**Problem statement**:
Reproduce the records from their first line through the line containing "- y-tick-label: 0.0: [39, 386, 63, 405]", inclusive, swapping "diamond-marker" for "diamond-point" and leaving everything else unchanged.

**Given data**:
○ ○ ○ ○ ○
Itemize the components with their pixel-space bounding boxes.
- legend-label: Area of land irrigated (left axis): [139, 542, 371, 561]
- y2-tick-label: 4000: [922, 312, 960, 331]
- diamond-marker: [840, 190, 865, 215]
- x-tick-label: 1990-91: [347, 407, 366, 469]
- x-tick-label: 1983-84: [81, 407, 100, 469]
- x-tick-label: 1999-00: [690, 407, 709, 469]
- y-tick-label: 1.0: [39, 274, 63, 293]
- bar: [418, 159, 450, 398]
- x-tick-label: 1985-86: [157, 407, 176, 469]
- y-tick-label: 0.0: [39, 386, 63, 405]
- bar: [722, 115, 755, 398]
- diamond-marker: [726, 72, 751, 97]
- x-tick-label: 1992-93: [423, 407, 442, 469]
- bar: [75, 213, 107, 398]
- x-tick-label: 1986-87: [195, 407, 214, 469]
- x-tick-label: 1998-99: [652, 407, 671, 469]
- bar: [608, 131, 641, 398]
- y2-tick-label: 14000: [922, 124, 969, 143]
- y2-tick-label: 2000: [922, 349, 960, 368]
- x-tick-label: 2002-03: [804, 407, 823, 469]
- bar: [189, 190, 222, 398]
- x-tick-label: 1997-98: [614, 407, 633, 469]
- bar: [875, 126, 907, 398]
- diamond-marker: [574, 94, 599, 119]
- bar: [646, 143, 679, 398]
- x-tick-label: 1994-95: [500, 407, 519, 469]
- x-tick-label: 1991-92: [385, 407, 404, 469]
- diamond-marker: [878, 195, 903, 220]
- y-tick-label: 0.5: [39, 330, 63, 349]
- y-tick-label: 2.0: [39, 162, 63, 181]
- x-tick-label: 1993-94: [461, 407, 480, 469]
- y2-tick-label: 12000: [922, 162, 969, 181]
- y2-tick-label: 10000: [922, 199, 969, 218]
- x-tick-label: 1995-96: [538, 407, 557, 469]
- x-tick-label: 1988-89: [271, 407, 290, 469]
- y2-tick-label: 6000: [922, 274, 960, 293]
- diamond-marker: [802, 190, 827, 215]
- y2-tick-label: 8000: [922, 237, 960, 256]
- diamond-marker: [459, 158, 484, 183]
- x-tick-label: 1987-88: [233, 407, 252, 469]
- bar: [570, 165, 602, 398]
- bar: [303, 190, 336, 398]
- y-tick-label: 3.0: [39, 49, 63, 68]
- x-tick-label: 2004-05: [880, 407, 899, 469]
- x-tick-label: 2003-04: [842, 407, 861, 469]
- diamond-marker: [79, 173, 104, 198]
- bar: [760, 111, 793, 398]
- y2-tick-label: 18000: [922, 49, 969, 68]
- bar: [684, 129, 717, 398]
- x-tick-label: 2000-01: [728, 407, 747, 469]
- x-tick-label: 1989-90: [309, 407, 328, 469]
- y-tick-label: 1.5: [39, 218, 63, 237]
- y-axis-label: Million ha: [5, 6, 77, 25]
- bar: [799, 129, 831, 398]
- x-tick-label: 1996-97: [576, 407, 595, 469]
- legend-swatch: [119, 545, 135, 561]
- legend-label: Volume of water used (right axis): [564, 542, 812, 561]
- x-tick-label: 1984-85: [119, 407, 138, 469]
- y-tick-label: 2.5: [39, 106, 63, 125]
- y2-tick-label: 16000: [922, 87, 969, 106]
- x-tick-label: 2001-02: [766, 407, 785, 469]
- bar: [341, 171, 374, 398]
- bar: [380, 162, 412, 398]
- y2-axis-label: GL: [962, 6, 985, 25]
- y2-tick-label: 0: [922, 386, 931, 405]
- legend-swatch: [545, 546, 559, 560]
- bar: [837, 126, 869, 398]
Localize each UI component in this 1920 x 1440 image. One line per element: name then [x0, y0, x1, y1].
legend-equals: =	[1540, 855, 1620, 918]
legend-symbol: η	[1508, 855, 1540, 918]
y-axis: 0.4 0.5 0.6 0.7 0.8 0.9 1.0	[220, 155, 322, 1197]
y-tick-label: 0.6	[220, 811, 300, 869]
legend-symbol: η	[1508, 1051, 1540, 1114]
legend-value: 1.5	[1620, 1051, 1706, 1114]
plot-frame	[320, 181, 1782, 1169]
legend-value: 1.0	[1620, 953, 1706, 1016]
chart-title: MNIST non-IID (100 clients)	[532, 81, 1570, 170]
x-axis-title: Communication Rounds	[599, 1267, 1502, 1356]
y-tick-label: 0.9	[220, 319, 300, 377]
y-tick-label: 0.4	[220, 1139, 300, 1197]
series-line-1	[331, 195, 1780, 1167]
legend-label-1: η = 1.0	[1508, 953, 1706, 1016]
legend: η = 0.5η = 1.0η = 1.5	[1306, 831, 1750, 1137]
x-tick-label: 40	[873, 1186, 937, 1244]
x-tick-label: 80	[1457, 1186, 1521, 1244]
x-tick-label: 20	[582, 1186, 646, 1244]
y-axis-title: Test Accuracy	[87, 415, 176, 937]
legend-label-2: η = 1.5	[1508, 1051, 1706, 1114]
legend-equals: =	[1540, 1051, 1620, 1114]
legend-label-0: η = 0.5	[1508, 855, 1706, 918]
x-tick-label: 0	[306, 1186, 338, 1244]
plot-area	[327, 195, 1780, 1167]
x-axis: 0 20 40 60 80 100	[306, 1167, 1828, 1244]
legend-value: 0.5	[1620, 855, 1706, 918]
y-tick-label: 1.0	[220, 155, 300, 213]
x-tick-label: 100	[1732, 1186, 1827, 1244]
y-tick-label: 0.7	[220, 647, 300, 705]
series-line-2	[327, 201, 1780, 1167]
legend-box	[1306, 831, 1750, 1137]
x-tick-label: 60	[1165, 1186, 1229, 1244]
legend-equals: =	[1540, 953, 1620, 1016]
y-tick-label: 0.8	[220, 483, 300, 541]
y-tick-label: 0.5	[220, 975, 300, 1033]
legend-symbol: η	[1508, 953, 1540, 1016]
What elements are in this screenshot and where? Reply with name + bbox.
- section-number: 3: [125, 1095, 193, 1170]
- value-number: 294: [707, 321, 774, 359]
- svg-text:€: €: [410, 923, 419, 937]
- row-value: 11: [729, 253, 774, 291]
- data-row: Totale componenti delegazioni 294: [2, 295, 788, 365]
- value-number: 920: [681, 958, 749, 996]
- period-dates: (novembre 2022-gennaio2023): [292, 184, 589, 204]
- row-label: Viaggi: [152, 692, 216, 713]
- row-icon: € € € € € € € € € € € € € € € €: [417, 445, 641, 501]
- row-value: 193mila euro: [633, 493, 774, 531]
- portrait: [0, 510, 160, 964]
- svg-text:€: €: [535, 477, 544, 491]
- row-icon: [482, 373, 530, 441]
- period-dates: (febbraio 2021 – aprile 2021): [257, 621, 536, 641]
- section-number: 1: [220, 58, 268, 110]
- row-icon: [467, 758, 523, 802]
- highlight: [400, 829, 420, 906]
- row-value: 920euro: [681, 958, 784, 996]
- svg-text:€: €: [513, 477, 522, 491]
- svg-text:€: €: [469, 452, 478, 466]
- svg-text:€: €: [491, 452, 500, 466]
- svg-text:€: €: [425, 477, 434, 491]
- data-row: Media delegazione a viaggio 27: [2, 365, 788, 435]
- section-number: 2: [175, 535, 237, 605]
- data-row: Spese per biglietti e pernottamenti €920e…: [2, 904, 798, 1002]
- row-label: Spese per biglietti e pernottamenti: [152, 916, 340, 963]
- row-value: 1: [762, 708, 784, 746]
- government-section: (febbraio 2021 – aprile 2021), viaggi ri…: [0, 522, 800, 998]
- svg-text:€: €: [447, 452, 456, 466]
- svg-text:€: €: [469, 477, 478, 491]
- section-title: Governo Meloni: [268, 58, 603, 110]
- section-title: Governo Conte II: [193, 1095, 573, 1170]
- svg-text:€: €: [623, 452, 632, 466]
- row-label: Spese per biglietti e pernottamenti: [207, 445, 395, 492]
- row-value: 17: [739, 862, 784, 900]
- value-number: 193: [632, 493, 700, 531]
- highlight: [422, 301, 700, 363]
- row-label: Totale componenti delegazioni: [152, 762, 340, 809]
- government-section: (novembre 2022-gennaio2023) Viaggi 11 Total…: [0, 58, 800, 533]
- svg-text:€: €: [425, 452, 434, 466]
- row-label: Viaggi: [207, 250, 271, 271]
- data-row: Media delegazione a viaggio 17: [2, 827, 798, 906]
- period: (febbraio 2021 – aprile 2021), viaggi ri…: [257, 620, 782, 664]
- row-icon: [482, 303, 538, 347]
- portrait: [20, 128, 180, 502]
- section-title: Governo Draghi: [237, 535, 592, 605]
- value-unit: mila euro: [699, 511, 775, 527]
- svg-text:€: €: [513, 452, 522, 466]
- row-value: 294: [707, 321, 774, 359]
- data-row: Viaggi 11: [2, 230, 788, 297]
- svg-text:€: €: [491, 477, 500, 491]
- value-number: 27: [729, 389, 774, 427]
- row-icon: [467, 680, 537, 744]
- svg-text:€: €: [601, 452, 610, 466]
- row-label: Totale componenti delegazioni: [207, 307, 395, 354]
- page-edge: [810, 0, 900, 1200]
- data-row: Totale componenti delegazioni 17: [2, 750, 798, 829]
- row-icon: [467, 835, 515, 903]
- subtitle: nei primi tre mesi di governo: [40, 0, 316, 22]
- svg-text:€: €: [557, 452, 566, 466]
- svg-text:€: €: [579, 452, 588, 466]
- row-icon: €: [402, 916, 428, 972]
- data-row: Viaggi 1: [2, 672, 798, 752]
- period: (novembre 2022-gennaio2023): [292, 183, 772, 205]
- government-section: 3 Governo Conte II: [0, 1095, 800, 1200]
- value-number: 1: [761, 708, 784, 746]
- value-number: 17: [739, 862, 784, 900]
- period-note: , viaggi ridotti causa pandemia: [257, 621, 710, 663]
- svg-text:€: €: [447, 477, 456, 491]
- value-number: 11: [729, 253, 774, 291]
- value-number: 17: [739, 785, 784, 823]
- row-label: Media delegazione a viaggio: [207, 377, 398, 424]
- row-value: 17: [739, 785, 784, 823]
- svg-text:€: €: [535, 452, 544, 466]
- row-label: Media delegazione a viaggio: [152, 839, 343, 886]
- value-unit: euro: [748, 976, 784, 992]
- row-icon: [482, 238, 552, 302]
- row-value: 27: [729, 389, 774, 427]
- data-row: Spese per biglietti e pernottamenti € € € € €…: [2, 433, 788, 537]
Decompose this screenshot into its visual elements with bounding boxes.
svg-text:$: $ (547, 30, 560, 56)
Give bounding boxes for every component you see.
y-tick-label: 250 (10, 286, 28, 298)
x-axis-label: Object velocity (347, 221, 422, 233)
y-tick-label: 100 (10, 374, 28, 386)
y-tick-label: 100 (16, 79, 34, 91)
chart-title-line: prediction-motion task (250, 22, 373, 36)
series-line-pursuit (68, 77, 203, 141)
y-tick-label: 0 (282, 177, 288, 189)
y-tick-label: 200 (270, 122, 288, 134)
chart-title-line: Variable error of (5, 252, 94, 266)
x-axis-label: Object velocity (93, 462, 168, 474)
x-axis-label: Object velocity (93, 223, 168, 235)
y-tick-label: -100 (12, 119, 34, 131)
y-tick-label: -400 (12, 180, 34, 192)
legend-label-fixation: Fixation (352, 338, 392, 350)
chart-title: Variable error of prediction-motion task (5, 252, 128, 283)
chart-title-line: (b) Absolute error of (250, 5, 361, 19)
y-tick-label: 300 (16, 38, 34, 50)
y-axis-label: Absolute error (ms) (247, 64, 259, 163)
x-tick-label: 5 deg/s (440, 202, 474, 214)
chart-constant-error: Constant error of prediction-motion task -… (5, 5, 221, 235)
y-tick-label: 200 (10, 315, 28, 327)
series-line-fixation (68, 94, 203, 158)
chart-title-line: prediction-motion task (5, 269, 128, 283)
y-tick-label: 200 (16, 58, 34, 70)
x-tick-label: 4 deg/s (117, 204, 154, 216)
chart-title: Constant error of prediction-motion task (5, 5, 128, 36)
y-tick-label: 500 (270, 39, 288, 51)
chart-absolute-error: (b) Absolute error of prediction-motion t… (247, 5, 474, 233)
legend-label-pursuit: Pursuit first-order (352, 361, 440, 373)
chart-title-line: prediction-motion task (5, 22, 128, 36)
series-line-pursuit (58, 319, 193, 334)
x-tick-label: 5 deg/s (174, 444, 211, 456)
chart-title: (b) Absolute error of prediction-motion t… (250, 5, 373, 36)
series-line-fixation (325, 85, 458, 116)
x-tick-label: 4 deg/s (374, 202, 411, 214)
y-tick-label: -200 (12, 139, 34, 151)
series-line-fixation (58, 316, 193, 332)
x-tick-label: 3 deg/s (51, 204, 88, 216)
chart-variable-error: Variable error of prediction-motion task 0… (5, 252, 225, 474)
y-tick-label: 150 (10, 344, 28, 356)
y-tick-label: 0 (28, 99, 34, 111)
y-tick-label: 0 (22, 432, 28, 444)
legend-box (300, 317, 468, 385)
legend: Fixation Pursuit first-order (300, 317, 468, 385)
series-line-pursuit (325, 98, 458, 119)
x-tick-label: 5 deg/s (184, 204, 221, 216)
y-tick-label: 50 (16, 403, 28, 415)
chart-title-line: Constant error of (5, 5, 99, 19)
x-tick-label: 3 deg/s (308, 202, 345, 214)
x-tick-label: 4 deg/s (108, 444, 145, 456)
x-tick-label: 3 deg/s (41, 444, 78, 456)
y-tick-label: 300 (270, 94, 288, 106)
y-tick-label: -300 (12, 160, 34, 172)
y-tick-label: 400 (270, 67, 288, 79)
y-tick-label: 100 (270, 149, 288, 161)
○ ○ ○ ○ ○
**The reply**:
Itemize the components with their pixel-space bounding boxes.
- legend-label: Area of land irrigated (left axis): [139, 542, 371, 561]
- y2-tick-label: 4000: [922, 312, 960, 331]
- diamond-point: [840, 190, 865, 215]
- x-tick-label: 1990-91: [347, 407, 366, 469]
- x-tick-label: 1983-84: [81, 407, 100, 469]
- x-tick-label: 1999-00: [690, 407, 709, 469]
- y-tick-label: 1.0: [39, 274, 63, 293]
- bar: [418, 159, 450, 398]
- x-tick-label: 1985-86: [157, 407, 176, 469]
- y-tick-label: 0.0: [39, 386, 63, 405]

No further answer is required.